*INSTRUCTIONS FOR THE TASK*
From the entries below, report how many lines contain the string "xlabel". Give only that number.

┄┄┄┄┄┄

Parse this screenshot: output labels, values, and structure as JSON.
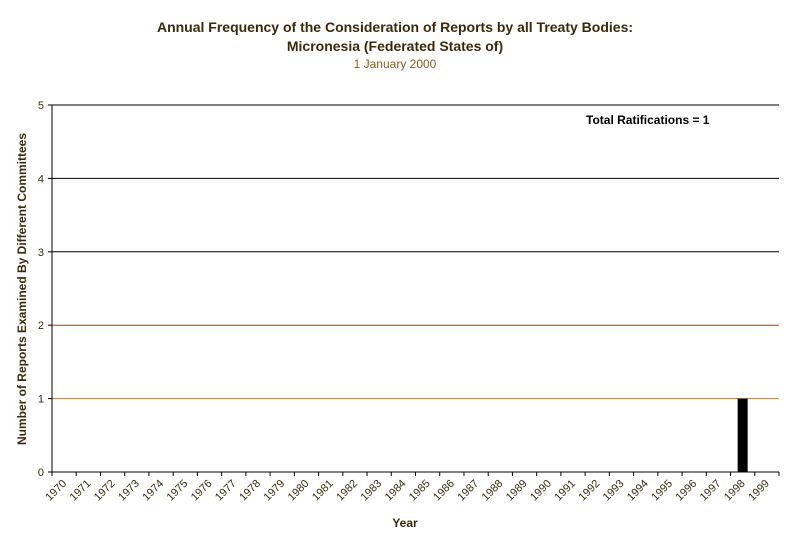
{
  "chart_data": {
    "type": "bar",
    "title": "Annual Frequency of the Consideration of Reports by all Treaty Bodies:",
    "subtitle": "Micronesia (Federated States of)",
    "date": "1 January 2000",
    "xlabel": "Year",
    "ylabel": "Number of Reports Examined By Different Committees",
    "annotation": "Total Ratifications = 1",
    "ylim": [
      0,
      5
    ],
    "yticks": [
      0,
      1,
      2,
      3,
      4,
      5
    ],
    "categories": [
      "1970",
      "1971",
      "1972",
      "1973",
      "1974",
      "1975",
      "1976",
      "1977",
      "1978",
      "1979",
      "1980",
      "1981",
      "1982",
      "1983",
      "1984",
      "1985",
      "1986",
      "1987",
      "1988",
      "1989",
      "1990",
      "1991",
      "1992",
      "1993",
      "1994",
      "1995",
      "1996",
      "1997",
      "1998",
      "1999"
    ],
    "values": [
      0,
      0,
      0,
      0,
      0,
      0,
      0,
      0,
      0,
      0,
      0,
      0,
      0,
      0,
      0,
      0,
      0,
      0,
      0,
      0,
      0,
      0,
      0,
      0,
      0,
      0,
      0,
      0,
      1,
      0
    ],
    "grid": true,
    "bar_color": "#000000",
    "gridline_colors": {
      "1": "#c8791a",
      "2": "#8a4a10",
      "3": "#000000",
      "4": "#000000",
      "5": "#000000"
    }
  }
}
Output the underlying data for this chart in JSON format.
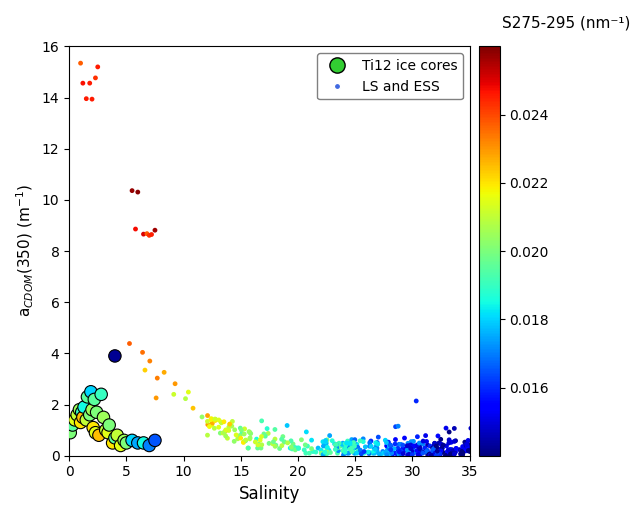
{
  "xlabel": "Salinity",
  "ylabel": "a$_{CDOM}$(350) (m$^{-1}$)",
  "cbar_label": "S275-295 (nm⁻¹)",
  "xlim": [
    0,
    35
  ],
  "ylim": [
    0,
    16
  ],
  "xticks": [
    0,
    5,
    10,
    15,
    20,
    25,
    30,
    35
  ],
  "yticks": [
    0,
    2,
    4,
    6,
    8,
    10,
    12,
    14,
    16
  ],
  "cmap": "jet",
  "cbar_vmin": 0.014,
  "cbar_vmax": 0.026,
  "cbar_ticks": [
    0.016,
    0.018,
    0.02,
    0.022,
    0.024
  ],
  "legend_labels": [
    "Ti12 ice cores",
    "LS and ESS"
  ],
  "ice_core_markersize": 80,
  "water_markersize": 12,
  "background_color": "white",
  "figsize": [
    6.44,
    5.18
  ],
  "dpi": 100
}
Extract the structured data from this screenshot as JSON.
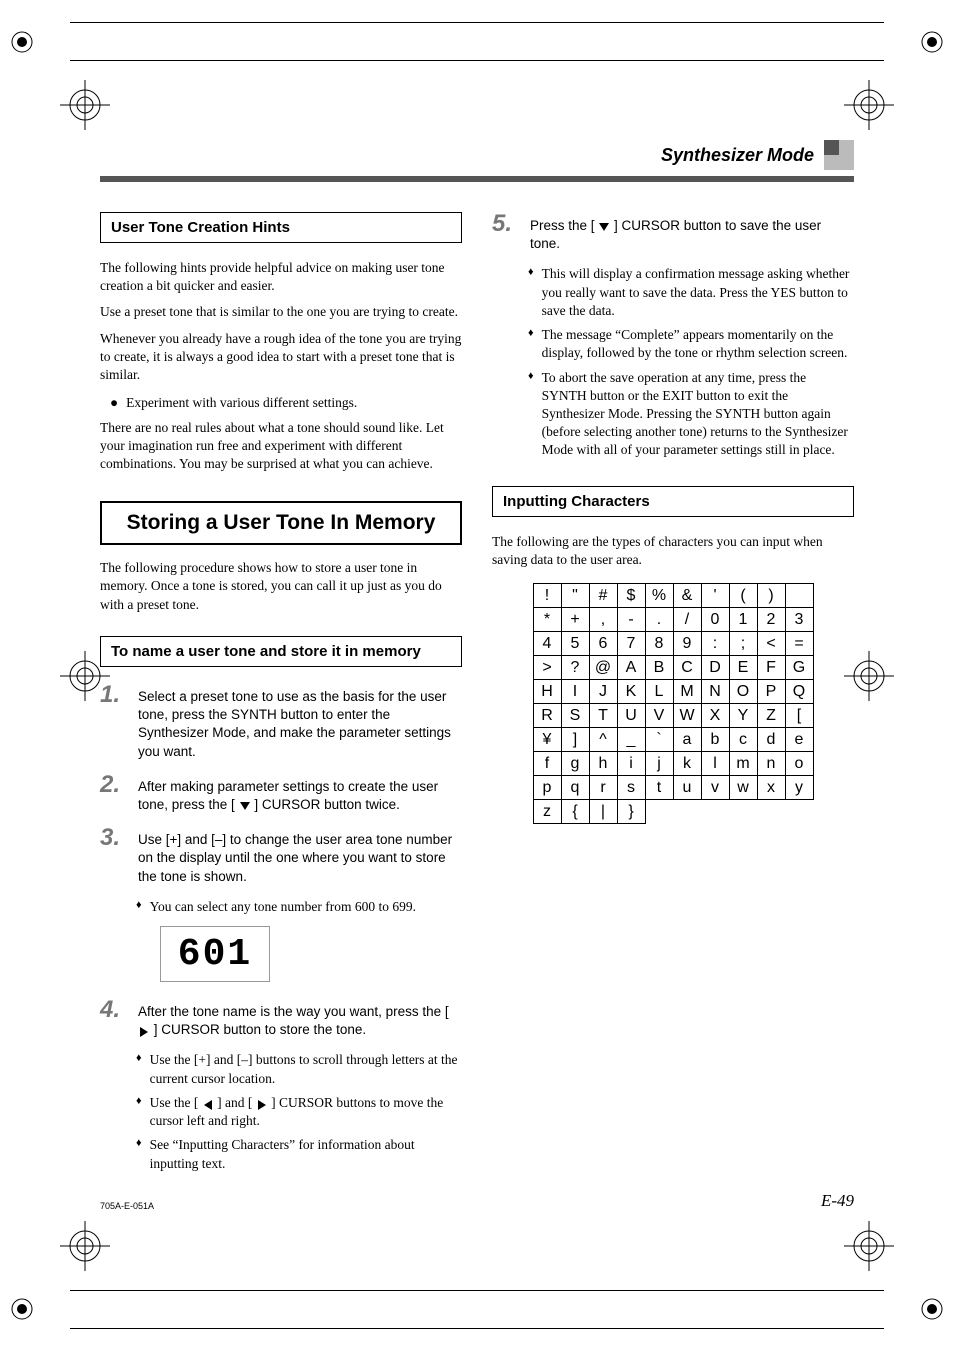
{
  "header": {
    "title": "Synthesizer Mode"
  },
  "left_col": {
    "hints_heading": "User Tone Creation Hints",
    "hints_p1": "The following hints provide helpful advice on making user tone creation a bit quicker and easier.",
    "hints_p2": "Use a preset tone that is similar to the one you are trying to create.",
    "hints_p3": "Whenever you already have a rough idea of the tone you are trying to create, it is always a good idea to start with a preset tone that is similar.",
    "hints_bullet": "Experiment with various different settings.",
    "hints_p4": "There are no real rules about what a tone should sound like. Let your imagination run free and experiment with different combinations. You may be surprised at what you can achieve.",
    "storing_heading": "Storing a User Tone In Memory",
    "storing_intro": "The following procedure shows how to store a user tone in memory. Once a tone is stored, you can call it up just as you do with a preset tone.",
    "naming_heading": "To name a user tone and store it in memory",
    "step1": "Select a preset tone to use as the basis for the user tone, press the SYNTH button to enter the Synthesizer Mode, and make the parameter settings you want.",
    "step2_a": "After making parameter settings to create the user tone, press the [ ",
    "step2_b": " ] CURSOR button twice.",
    "step3": "Use [+] and [–] to change the user area tone number on the display until the one where you want to store the tone is shown.",
    "step3_sub": "You can select any tone number from 600 to 699.",
    "lcd_value": "601",
    "step4_a": "After the tone name is the way you want, press the [ ",
    "step4_b": " ] CURSOR button to store the tone.",
    "step4_sub1": "Use the [+] and [–] buttons to scroll through letters at the current cursor location.",
    "step4_sub2_a": "Use the [ ",
    "step4_sub2_b": " ] and [ ",
    "step4_sub2_c": " ] CURSOR buttons to move the cursor left and right.",
    "step4_sub3": "See “Inputting Characters” for information about inputting text."
  },
  "right_col": {
    "step5_a": "Press the [ ",
    "step5_b": " ] CURSOR button to save the user tone.",
    "step5_sub1": "This will display a confirmation message asking whether you really want to save the data. Press the YES button to save the data.",
    "step5_sub2": "The message “Complete” appears momentarily on the display, followed by the tone or rhythm selection screen.",
    "step5_sub3": "To abort the save operation at any time, press the SYNTH button or the EXIT  button to exit the Synthesizer Mode. Pressing the SYNTH button again (before selecting another tone) returns to the Synthesizer Mode with all of your parameter settings still in place.",
    "input_heading": "Inputting Characters",
    "input_intro": "The following are the types of characters you can input when saving data to the user area.",
    "char_rows": [
      [
        "!",
        "\"",
        "#",
        "$",
        "%",
        "&",
        "'",
        "(",
        ")",
        " "
      ],
      [
        "*",
        "+",
        ",",
        "-",
        ".",
        "/",
        "0",
        "1",
        "2",
        "3"
      ],
      [
        "4",
        "5",
        "6",
        "7",
        "8",
        "9",
        ":",
        ";",
        "<",
        "="
      ],
      [
        ">",
        "?",
        "@",
        "A",
        "B",
        "C",
        "D",
        "E",
        "F",
        "G"
      ],
      [
        "H",
        "I",
        "J",
        "K",
        "L",
        "M",
        "N",
        "O",
        "P",
        "Q"
      ],
      [
        "R",
        "S",
        "T",
        "U",
        "V",
        "W",
        "X",
        "Y",
        "Z",
        "["
      ],
      [
        "¥",
        "]",
        "^",
        "_",
        "`",
        "a",
        "b",
        "c",
        "d",
        "e"
      ],
      [
        "f",
        "g",
        "h",
        "i",
        "j",
        "k",
        "l",
        "m",
        "n",
        "o"
      ],
      [
        "p",
        "q",
        "r",
        "s",
        "t",
        "u",
        "v",
        "w",
        "x",
        "y"
      ],
      [
        "z",
        "{",
        "|",
        "}",
        "",
        "",
        "",
        "",
        "",
        ""
      ]
    ]
  },
  "footer": {
    "code": "705A-E-051A",
    "page": "E-49"
  },
  "steps": {
    "n1": "1.",
    "n2": "2.",
    "n3": "3.",
    "n4": "4.",
    "n5": "5."
  },
  "glyphs": {
    "dot": "●",
    "diamond": "♦"
  }
}
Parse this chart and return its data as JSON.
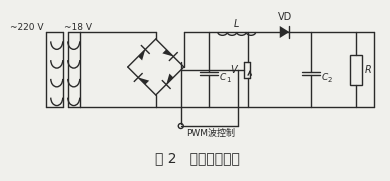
{
  "title": "图 2   升压斩波电路",
  "label_220": "~220 V",
  "label_18": "~18 V",
  "label_L": "L",
  "label_VD": "VD",
  "label_V": "V",
  "label_C1": "C",
  "label_C1_sub": "1",
  "label_C2": "C",
  "label_C2_sub": "2",
  "label_R": "R",
  "label_PWM": "PWM波控制",
  "bg_color": "#f0f0ec",
  "line_color": "#2a2a2a",
  "font_size": 7.0,
  "title_font_size": 10
}
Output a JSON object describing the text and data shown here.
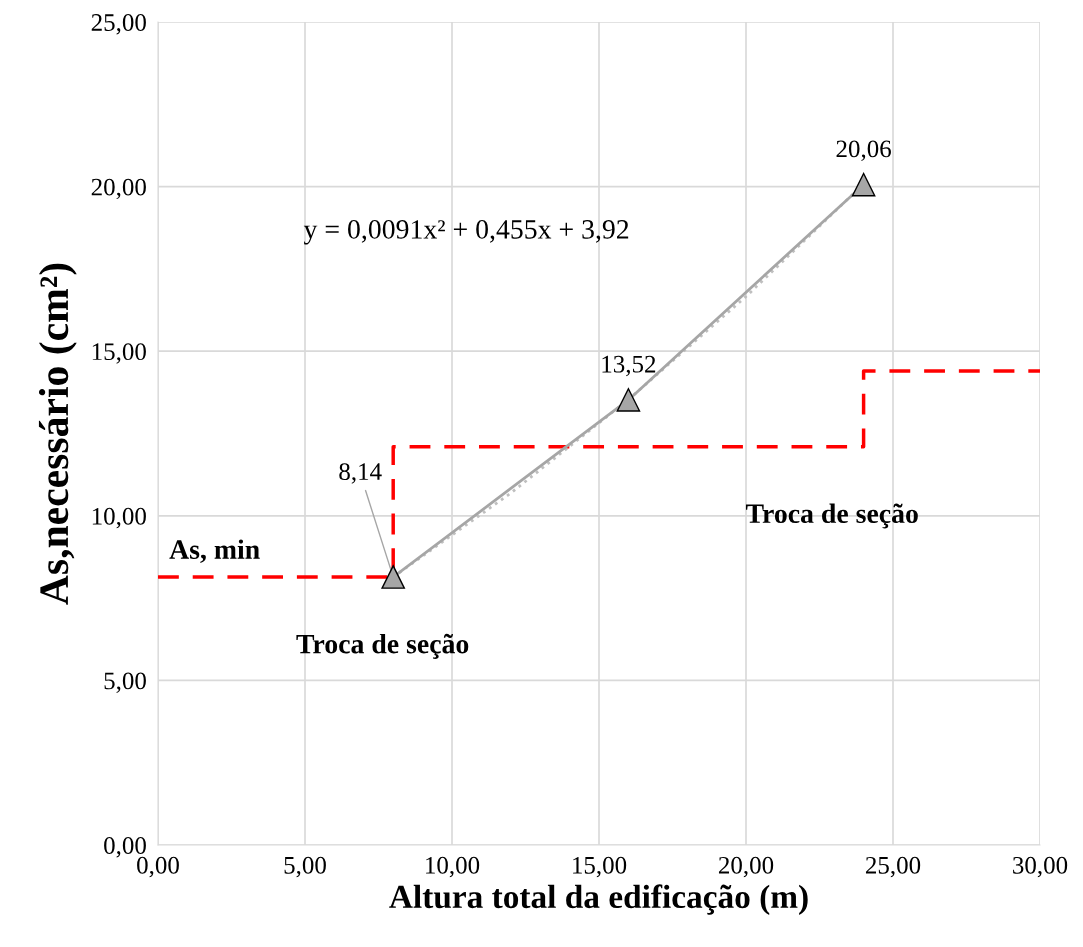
{
  "chart_data": {
    "type": "line",
    "xlabel": "Altura total da edificação (m)",
    "ylabel": "As,necessário (cm²)",
    "xlim": [
      0,
      30
    ],
    "ylim": [
      0,
      25
    ],
    "xticks": [
      {
        "value": 0,
        "label": "0,00"
      },
      {
        "value": 5,
        "label": "5,00"
      },
      {
        "value": 10,
        "label": "10,00"
      },
      {
        "value": 15,
        "label": "15,00"
      },
      {
        "value": 20,
        "label": "20,00"
      },
      {
        "value": 25,
        "label": "25,00"
      },
      {
        "value": 30,
        "label": "30,00"
      }
    ],
    "yticks": [
      {
        "value": 0,
        "label": "0,00"
      },
      {
        "value": 5,
        "label": "5,00"
      },
      {
        "value": 10,
        "label": "10,00"
      },
      {
        "value": 15,
        "label": "15,00"
      },
      {
        "value": 20,
        "label": "20,00"
      },
      {
        "value": 25,
        "label": "25,00"
      }
    ],
    "grid": true,
    "legend": false,
    "series": [
      {
        "type": "step",
        "color": "#ff0000",
        "line_style": "dashed",
        "marker": "none",
        "x": [
          0,
          8,
          24,
          30
        ],
        "values": [
          8.14,
          12.1,
          14.4,
          14.4
        ]
      },
      {
        "type": "line",
        "color": "#bfbfbf",
        "line_style": "dotted",
        "marker": "none",
        "x": [
          8,
          12,
          16,
          20,
          24
        ],
        "values": [
          8.14,
          10.69,
          13.53,
          16.66,
          20.08
        ]
      },
      {
        "color": "#a6a6a6",
        "line_style": "solid",
        "marker": "triangle",
        "x": [
          8,
          16,
          24
        ],
        "values": [
          8.14,
          13.52,
          20.06
        ],
        "value_labels": [
          "8,14",
          "13,52",
          "20,06"
        ]
      }
    ],
    "annotations": [
      "y = 0,0091x² + 0,455x + 3,92",
      {
        "text": "As, min",
        "x": 0,
        "y": 8.14
      },
      {
        "text": "Troca de seção",
        "x": 8,
        "y": 8.14
      },
      {
        "text": "Troca de seção",
        "x": 24,
        "y": 12.1
      }
    ]
  }
}
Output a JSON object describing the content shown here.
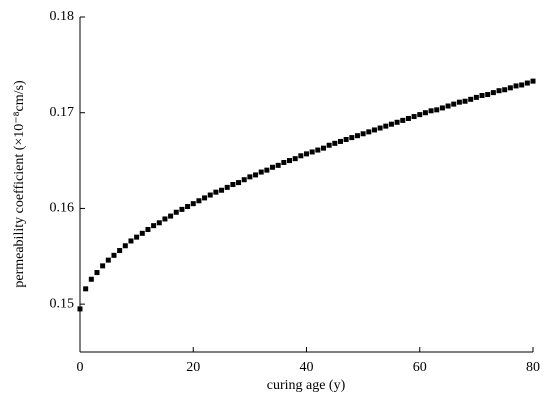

┄┄┄┄┄┄

*RIGHT ANSWER*
3